▶ **Problem to solve**: Read the records and gather each line that includes "this".

▶ **Material**:
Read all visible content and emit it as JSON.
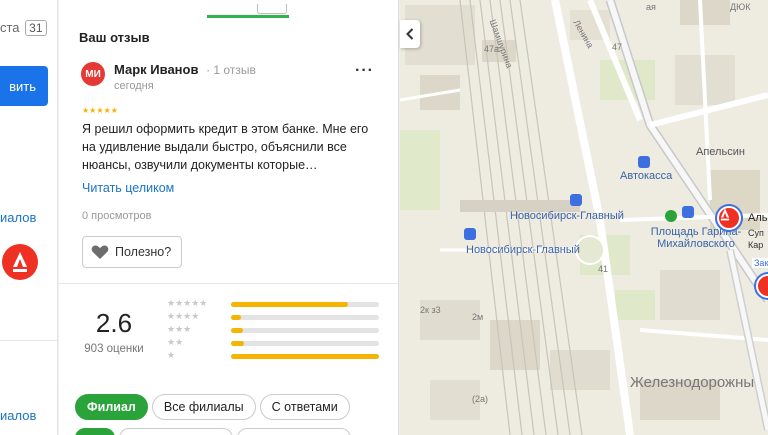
{
  "left_panel": {
    "tab_fragment": "ста",
    "tab_count": "31",
    "button_fragment": "вить",
    "link_fragment_1": "иалов",
    "link_fragment_2": "иалов"
  },
  "review": {
    "section_title": "Ваш отзыв",
    "avatar_initials": "МИ",
    "author_name": "Марк Иванов",
    "author_reviews": "· 1 отзыв",
    "date": "сегодня",
    "more_label": "···",
    "rating_stars": "★★★★★",
    "text": "Я решил оформить кредит в этом банке. Мне его на удивление выдали быстро, объяснили все нюансы, озвучили документы которые…",
    "read_all": "Читать целиком",
    "views": "0 просмотров",
    "useful_label": "Полезно?"
  },
  "rating_summary": {
    "score": "2.6",
    "count_label": "903 оценки",
    "distribution": [
      {
        "stars": "★★★★★",
        "fraction": 0.79
      },
      {
        "stars": "★★★★",
        "fraction": 0.07
      },
      {
        "stars": "★★★",
        "fraction": 0.08
      },
      {
        "stars": "★★",
        "fraction": 0.09
      },
      {
        "stars": "★",
        "fraction": 1.0
      }
    ],
    "accent_color": "#f5b400"
  },
  "filters": [
    {
      "label": "Филиал",
      "active": true
    },
    {
      "label": "Все филиалы",
      "active": false
    },
    {
      "label": "С ответами",
      "active": false
    }
  ],
  "map": {
    "labels": {
      "shamshurina": "Шамшурина",
      "lenina": "Ленина",
      "dyuk": "ДЮК",
      "aya": "ая",
      "n47a": "47а",
      "n47": "47",
      "apelsin": "Апельсин",
      "avtokassa": "Автокасса",
      "station1": "Новосибирск-Главный",
      "station2": "Новосибирск-Главный",
      "square": "Площадь Гарина-Михайловского",
      "n41": "41",
      "n2kz3": "2к з3",
      "n2m": "2м",
      "n2a": "(2а)",
      "zhd": "Железнодорожны",
      "alfa_fragment": "Аль",
      "sup_fragment": "Суп",
      "kar_fragment": "Кар",
      "zak_fragment": "Зак"
    }
  }
}
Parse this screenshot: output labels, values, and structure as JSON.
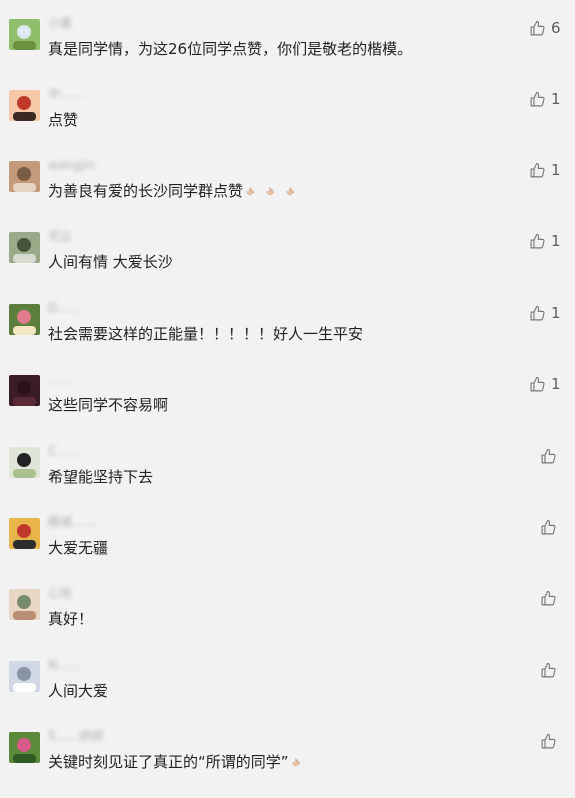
{
  "comments": [
    {
      "nickname": "小墨",
      "text": "真是同学情，为这26位同学点赞，你们是敬老的楷模。",
      "likes": "6",
      "avatar_colors": [
        "#8fbf6a",
        "#dfe9f2",
        "#6d8f3f"
      ],
      "text_emoji_count": 0
    },
    {
      "nickname": "中……",
      "text": "点赞",
      "likes": "1",
      "avatar_colors": [
        "#f6c8a8",
        "#c0392b",
        "#3a2a22"
      ],
      "text_emoji_count": 0
    },
    {
      "nickname": "wangjin",
      "text": "为善良有爱的长沙同学群点赞",
      "likes": "1",
      "avatar_colors": [
        "#c49b7a",
        "#7a5c43",
        "#e6d3c2"
      ],
      "text_emoji_count": 3
    },
    {
      "nickname": "无尘",
      "text": "人间有情 大爱长沙",
      "likes": "1",
      "avatar_colors": [
        "#9aaa88",
        "#46543c",
        "#d6dbd0"
      ],
      "text_emoji_count": 0
    },
    {
      "nickname": "D……",
      "text": "社会需要这样的正能量！！！！！好人一生平安",
      "likes": "1",
      "avatar_colors": [
        "#5b7e3b",
        "#e07b8c",
        "#f3e6c2"
      ],
      "text_emoji_count": 0
    },
    {
      "nickname": "……",
      "text": "这些同学不容易啊",
      "likes": "1",
      "avatar_colors": [
        "#3b1d26",
        "#2a1218",
        "#5a2a36"
      ],
      "text_emoji_count": 0
    },
    {
      "nickname": "C……",
      "text": "希望能坚持下去",
      "likes": "",
      "avatar_colors": [
        "#dfe6d8",
        "#222222",
        "#a9c08f"
      ],
      "text_emoji_count": 0
    },
    {
      "nickname": "精诚……",
      "text": "大爱无疆",
      "likes": "",
      "avatar_colors": [
        "#e8b54a",
        "#c0392b",
        "#2d2d2d"
      ],
      "text_emoji_count": 0
    },
    {
      "nickname": "心怡",
      "text": "真好！",
      "likes": "",
      "avatar_colors": [
        "#e9d7c6",
        "#7a8b6a",
        "#b98f74"
      ],
      "text_emoji_count": 0
    },
    {
      "nickname": "N……",
      "text": "人间大爱",
      "likes": "",
      "avatar_colors": [
        "#cfd8e4",
        "#8a95a8",
        "#ffffff"
      ],
      "text_emoji_count": 0
    },
    {
      "nickname": "S……妍妍",
      "text": "关键时刻见证了真正的“所谓的同学”",
      "likes": "",
      "avatar_colors": [
        "#5a8a3a",
        "#d85a8a",
        "#2f5a22"
      ],
      "text_emoji_count": 1
    }
  ],
  "icons": {
    "like": "thumbs-up-icon",
    "emoji": "clapping-hand-emoji"
  },
  "colors": {
    "background": "#f2f2f2",
    "text": "#222222",
    "muted": "#5e5e5e"
  }
}
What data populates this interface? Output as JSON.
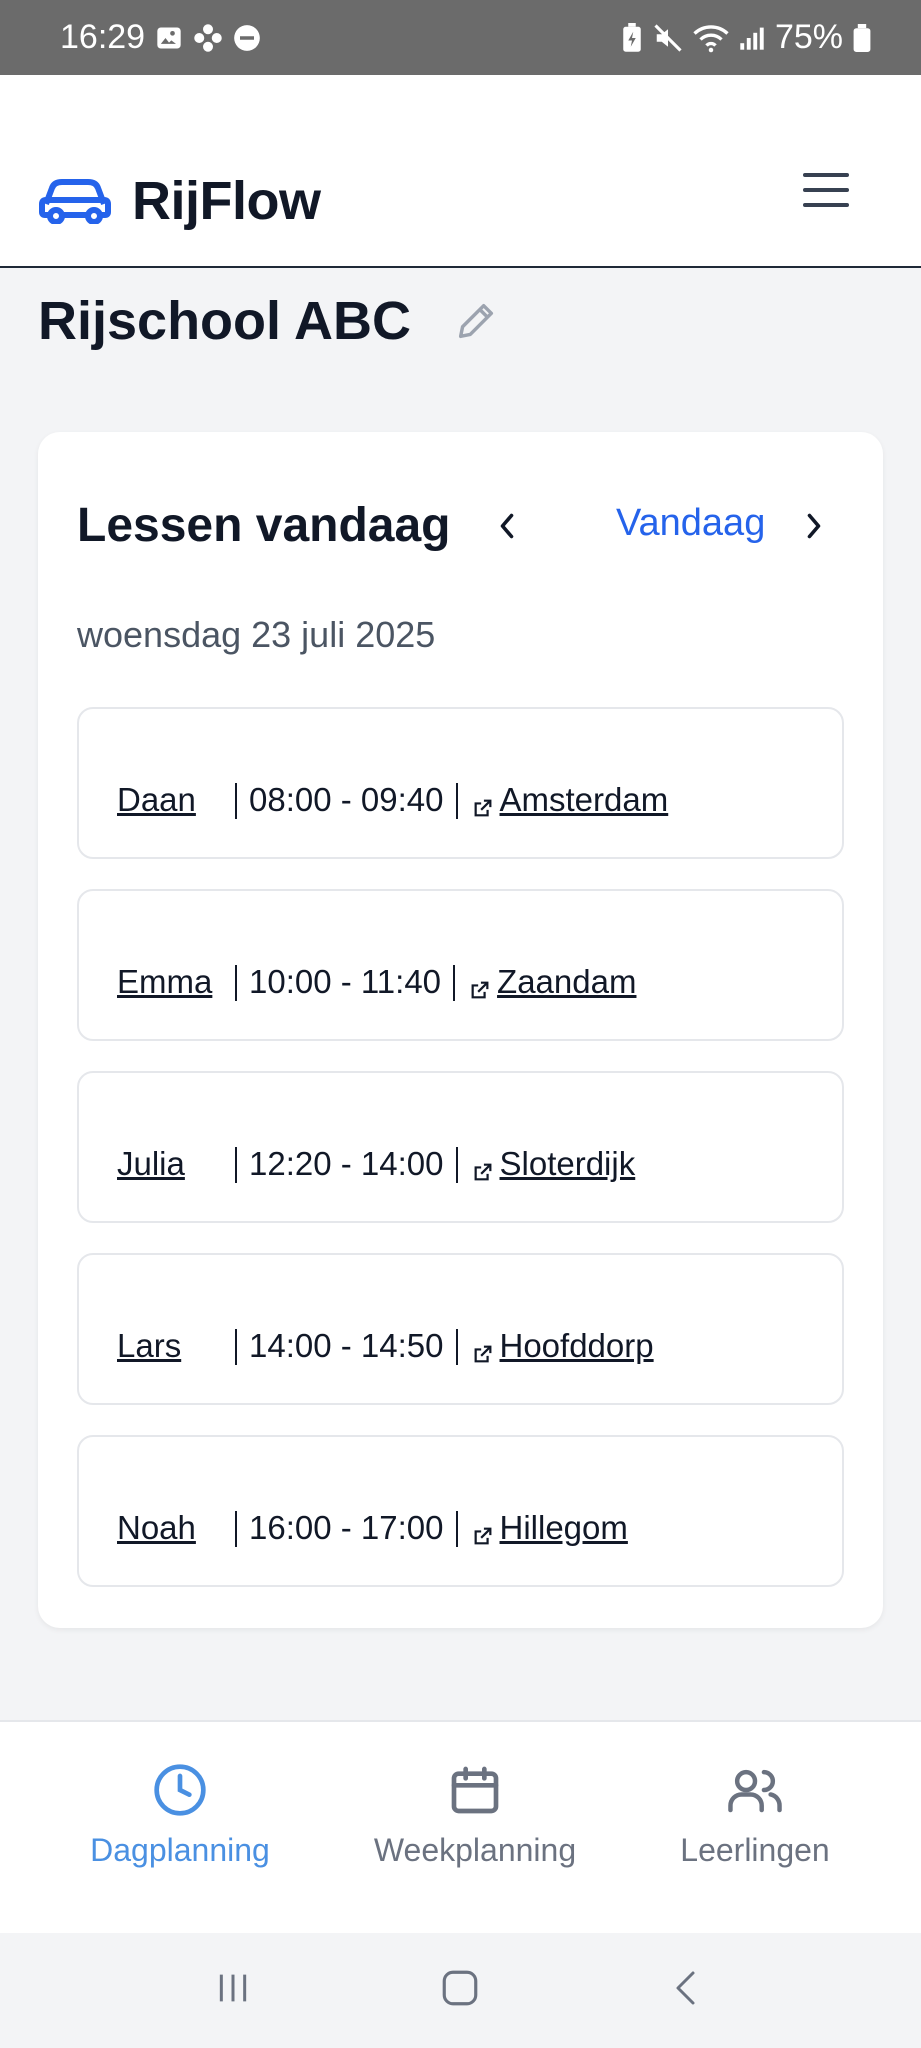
{
  "status_bar": {
    "time": "16:29",
    "battery": "75%",
    "left_icons": [
      "gallery-icon",
      "flower-icon",
      "do-not-disturb-icon"
    ],
    "right_icons": [
      "battery-saver-icon",
      "mute-icon",
      "wifi-icon",
      "signal-icon",
      "battery-icon"
    ]
  },
  "header": {
    "brand": "RijFlow",
    "logo_icon": "car-icon",
    "menu_icon": "hamburger-menu-icon",
    "brand_color": "#2563eb"
  },
  "page": {
    "title": "Rijschool ABC",
    "edit_icon": "pencil-icon"
  },
  "card": {
    "title": "Lessen vandaag",
    "today_label": "Vandaag",
    "date": "woensdag 23 juli 2025",
    "lessons": [
      {
        "name": "Daan",
        "time": "08:00 - 09:40",
        "location": "Amsterdam"
      },
      {
        "name": "Emma",
        "time": "10:00 - 11:40",
        "location": "Zaandam"
      },
      {
        "name": "Julia",
        "time": "12:20 - 14:00",
        "location": "Sloterdijk"
      },
      {
        "name": "Lars",
        "time": "14:00 - 14:50",
        "location": "Hoofddorp"
      },
      {
        "name": "Noah",
        "time": "16:00 - 17:00",
        "location": "Hillegom"
      }
    ]
  },
  "bottom_nav": {
    "items": [
      {
        "label": "Dagplanning",
        "icon": "clock-icon",
        "active": true
      },
      {
        "label": "Weekplanning",
        "icon": "calendar-icon",
        "active": false
      },
      {
        "label": "Leerlingen",
        "icon": "users-icon",
        "active": false
      }
    ],
    "active_color": "#4a90e2",
    "inactive_color": "#6b7280"
  }
}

▶ **Task output**:
Parse this screenshot: output labels, values, and structure as JSON.
What data populates this interface? Output as JSON.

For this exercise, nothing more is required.